* _Directive_:
Pick out the lines in the listing below that contain the word "notre" and copy them.

* _Dataset excerpts_:
╔══
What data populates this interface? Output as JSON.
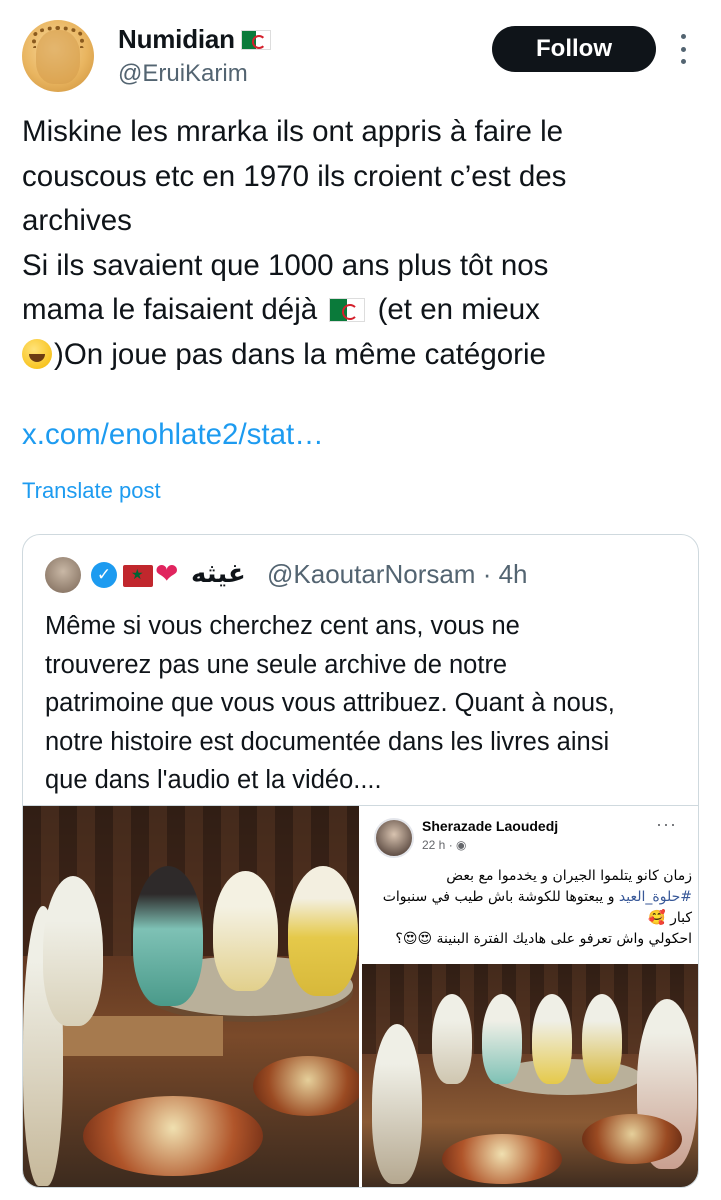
{
  "author": {
    "name": "Numidian",
    "handle": "@EruiKarim",
    "flag_icon": "algeria-flag-icon"
  },
  "actions": {
    "follow_label": "Follow",
    "more_icon": "more-vertical-icon"
  },
  "post": {
    "lines": [
      "Miskine les mrarka ils ont appris à faire le",
      "couscous etc en 1970 ils croient c’est des",
      "archives",
      "Si ils savaient que 1000 ans plus tôt nos",
      "mama le faisaient déjà",
      "(et en mieux",
      ")On joue pas dans la même catégorie"
    ],
    "link": "x.com/enohlate2/stat…",
    "translate_label": "Translate post"
  },
  "quote": {
    "name": "غيثه",
    "handle_time": "@KaoutarNorsam · 4h",
    "lines": [
      "Même si vous cherchez cent ans, vous ne",
      "trouverez pas une seule archive de notre",
      "patrimoine que vous vous attribuez. Quant à nous,",
      "notre histoire est documentée dans les livres ainsi",
      "que dans l'audio et la vidéo...."
    ],
    "fb": {
      "name": "Sherazade Laoudedj",
      "time": "22 h · ",
      "more": "···",
      "lines": [
        "زمان كانو يتلموا الجيران و يخدموا مع بعض",
        "و يبعتوها للكوشة باش طيب في سنبوات",
        "#حلوة_العيد",
        "كبار 🥰",
        "احكولي واش تعرفو على هاديك الفترة البنينة 😍😍؟"
      ]
    }
  },
  "colors": {
    "link_blue": "#1d9bf0",
    "text": "#0f1419",
    "muted": "#536471",
    "border": "#cfd9de"
  }
}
╚══
* _Finished answer_:
      "trouverez pas une seule archive de notre",
      "notre histoire est documentée dans les livres ainsi",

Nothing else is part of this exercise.